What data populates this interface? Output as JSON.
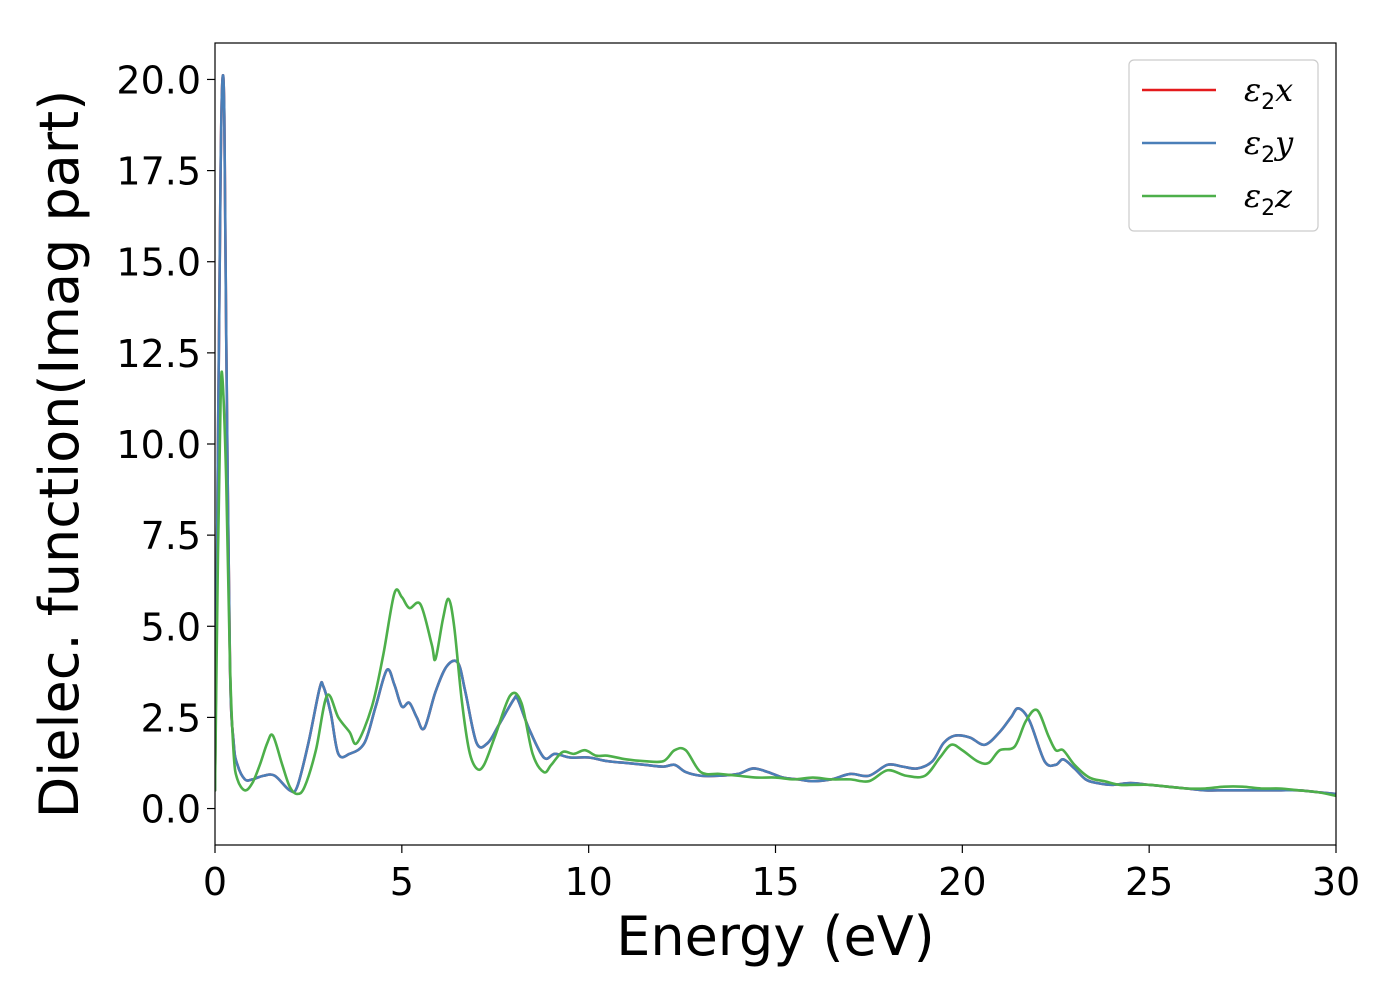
{
  "chart_data": {
    "type": "line",
    "title": "",
    "xlabel": "Energy (eV)",
    "ylabel": "Dielec. function(Imag part)",
    "xlim": [
      0,
      30
    ],
    "ylim": [
      -1,
      21
    ],
    "xticks": [
      0,
      5,
      10,
      15,
      20,
      25,
      30
    ],
    "xtick_labels": [
      "0",
      "5",
      "10",
      "15",
      "20",
      "25",
      "30"
    ],
    "yticks": [
      0,
      2.5,
      5,
      7.5,
      10,
      12.5,
      15,
      17.5,
      20
    ],
    "ytick_labels": [
      "0.0",
      "2.5",
      "5.0",
      "7.5",
      "10.0",
      "12.5",
      "15.0",
      "17.5",
      "20.0"
    ],
    "grid": false,
    "legend_position": "top-right",
    "series": [
      {
        "name": "ε2x",
        "legend": {
          "base": "ε",
          "sub": "2",
          "axis": "x"
        },
        "color": "#e41a1c",
        "x": [
          0,
          0.08,
          0.15,
          0.2,
          0.25,
          0.3,
          0.4,
          0.5,
          0.6,
          0.8,
          1.0,
          1.3,
          1.6,
          2.0,
          2.2,
          2.5,
          2.8,
          2.9,
          3.1,
          3.3,
          3.6,
          4.0,
          4.3,
          4.6,
          4.8,
          5.0,
          5.2,
          5.4,
          5.6,
          5.9,
          6.2,
          6.5,
          6.7,
          7.0,
          7.3,
          7.6,
          8.0,
          8.1,
          8.4,
          8.8,
          9.1,
          9.5,
          10.0,
          10.5,
          11.0,
          11.5,
          12.0,
          12.3,
          12.6,
          13.0,
          13.5,
          14.0,
          14.4,
          14.8,
          15.2,
          15.6,
          16.0,
          16.5,
          17.0,
          17.5,
          18.0,
          18.4,
          18.8,
          19.2,
          19.5,
          19.8,
          20.2,
          20.6,
          21.0,
          21.3,
          21.5,
          21.8,
          22.2,
          22.5,
          22.7,
          23.0,
          23.3,
          23.6,
          24.0,
          24.5,
          25.0,
          25.5,
          26.0,
          26.5,
          27.0,
          27.5,
          28.0,
          28.5,
          29.0,
          29.5,
          30.0
        ],
        "y": [
          0.5,
          10.0,
          17.5,
          20.0,
          19.0,
          13.0,
          4.0,
          1.8,
          1.2,
          0.8,
          0.8,
          0.9,
          0.9,
          0.5,
          0.6,
          1.8,
          3.3,
          3.35,
          2.6,
          1.5,
          1.5,
          1.8,
          2.8,
          3.8,
          3.4,
          2.8,
          2.9,
          2.5,
          2.2,
          3.2,
          3.9,
          4.0,
          3.2,
          1.8,
          1.8,
          2.3,
          3.0,
          3.0,
          2.2,
          1.4,
          1.5,
          1.4,
          1.4,
          1.3,
          1.25,
          1.2,
          1.15,
          1.2,
          1.0,
          0.9,
          0.9,
          0.95,
          1.1,
          1.0,
          0.85,
          0.8,
          0.75,
          0.8,
          0.95,
          0.9,
          1.2,
          1.15,
          1.1,
          1.3,
          1.8,
          2.0,
          1.95,
          1.75,
          2.1,
          2.5,
          2.75,
          2.4,
          1.3,
          1.2,
          1.35,
          1.1,
          0.8,
          0.7,
          0.65,
          0.7,
          0.65,
          0.6,
          0.55,
          0.5,
          0.5,
          0.5,
          0.5,
          0.5,
          0.5,
          0.45,
          0.4
        ]
      },
      {
        "name": "ε2y",
        "legend": {
          "base": "ε",
          "sub": "2",
          "axis": "y"
        },
        "color": "#4a7fb8",
        "x": [
          0,
          0.08,
          0.15,
          0.2,
          0.25,
          0.3,
          0.4,
          0.5,
          0.6,
          0.8,
          1.0,
          1.3,
          1.6,
          2.0,
          2.2,
          2.5,
          2.8,
          2.9,
          3.1,
          3.3,
          3.6,
          4.0,
          4.3,
          4.6,
          4.8,
          5.0,
          5.2,
          5.4,
          5.6,
          5.9,
          6.2,
          6.5,
          6.7,
          7.0,
          7.3,
          7.6,
          8.0,
          8.1,
          8.4,
          8.8,
          9.1,
          9.5,
          10.0,
          10.5,
          11.0,
          11.5,
          12.0,
          12.3,
          12.6,
          13.0,
          13.5,
          14.0,
          14.4,
          14.8,
          15.2,
          15.6,
          16.0,
          16.5,
          17.0,
          17.5,
          18.0,
          18.4,
          18.8,
          19.2,
          19.5,
          19.8,
          20.2,
          20.6,
          21.0,
          21.3,
          21.5,
          21.8,
          22.2,
          22.5,
          22.7,
          23.0,
          23.3,
          23.6,
          24.0,
          24.5,
          25.0,
          25.5,
          26.0,
          26.5,
          27.0,
          27.5,
          28.0,
          28.5,
          29.0,
          29.5,
          30.0
        ],
        "y": [
          0.5,
          10.0,
          17.5,
          20.0,
          19.0,
          13.0,
          4.0,
          1.8,
          1.2,
          0.8,
          0.8,
          0.9,
          0.9,
          0.5,
          0.6,
          1.8,
          3.3,
          3.35,
          2.6,
          1.5,
          1.5,
          1.8,
          2.8,
          3.8,
          3.4,
          2.8,
          2.9,
          2.5,
          2.2,
          3.2,
          3.9,
          4.0,
          3.2,
          1.8,
          1.8,
          2.3,
          3.0,
          3.0,
          2.2,
          1.4,
          1.5,
          1.4,
          1.4,
          1.3,
          1.25,
          1.2,
          1.15,
          1.2,
          1.0,
          0.9,
          0.9,
          0.95,
          1.1,
          1.0,
          0.85,
          0.8,
          0.75,
          0.8,
          0.95,
          0.9,
          1.2,
          1.15,
          1.1,
          1.3,
          1.8,
          2.0,
          1.95,
          1.75,
          2.1,
          2.5,
          2.75,
          2.4,
          1.3,
          1.2,
          1.35,
          1.1,
          0.8,
          0.7,
          0.65,
          0.7,
          0.65,
          0.6,
          0.55,
          0.5,
          0.5,
          0.5,
          0.5,
          0.5,
          0.5,
          0.45,
          0.4
        ]
      },
      {
        "name": "ε2z",
        "legend": {
          "base": "ε",
          "sub": "2",
          "axis": "z"
        },
        "color": "#4daf4a",
        "x": [
          0,
          0.08,
          0.15,
          0.2,
          0.3,
          0.4,
          0.5,
          0.6,
          0.8,
          1.0,
          1.2,
          1.4,
          1.55,
          1.8,
          2.0,
          2.2,
          2.4,
          2.7,
          3.0,
          3.3,
          3.6,
          3.8,
          4.2,
          4.5,
          4.8,
          5.0,
          5.2,
          5.5,
          5.8,
          5.9,
          6.1,
          6.25,
          6.4,
          6.6,
          6.8,
          7.0,
          7.2,
          7.5,
          7.9,
          8.2,
          8.5,
          8.8,
          9.0,
          9.3,
          9.6,
          9.9,
          10.2,
          10.5,
          11.0,
          11.5,
          12.0,
          12.3,
          12.6,
          13.0,
          13.5,
          14.0,
          14.5,
          15.0,
          15.5,
          16.0,
          16.5,
          17.0,
          17.5,
          18.0,
          18.5,
          19.0,
          19.4,
          19.7,
          20.0,
          20.4,
          20.7,
          21.0,
          21.4,
          21.7,
          22.0,
          22.3,
          22.5,
          22.7,
          23.0,
          23.4,
          23.8,
          24.2,
          24.6,
          25.0,
          25.5,
          26.0,
          26.5,
          27.0,
          27.5,
          28.0,
          28.5,
          29.0,
          29.5,
          30.0
        ],
        "y": [
          0.5,
          7.0,
          11.2,
          11.8,
          9.0,
          4.0,
          1.5,
          0.8,
          0.5,
          0.7,
          1.2,
          1.8,
          2.0,
          1.2,
          0.6,
          0.4,
          0.6,
          1.6,
          3.1,
          2.5,
          2.1,
          1.8,
          2.8,
          4.2,
          5.9,
          5.8,
          5.5,
          5.6,
          4.5,
          4.1,
          5.2,
          5.75,
          5.0,
          3.0,
          1.6,
          1.1,
          1.2,
          2.0,
          3.1,
          2.9,
          1.5,
          1.0,
          1.2,
          1.55,
          1.5,
          1.6,
          1.45,
          1.45,
          1.35,
          1.3,
          1.3,
          1.6,
          1.6,
          1.0,
          0.95,
          0.9,
          0.85,
          0.85,
          0.8,
          0.85,
          0.8,
          0.8,
          0.75,
          1.05,
          0.9,
          0.9,
          1.4,
          1.75,
          1.6,
          1.3,
          1.25,
          1.6,
          1.7,
          2.4,
          2.7,
          2.0,
          1.6,
          1.6,
          1.2,
          0.85,
          0.75,
          0.65,
          0.65,
          0.65,
          0.6,
          0.55,
          0.55,
          0.6,
          0.6,
          0.55,
          0.55,
          0.5,
          0.45,
          0.35
        ]
      }
    ]
  }
}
◆ ◆ ◆
Report how many lines hold the string "color", giving the number and nothing else.

- Answer -
3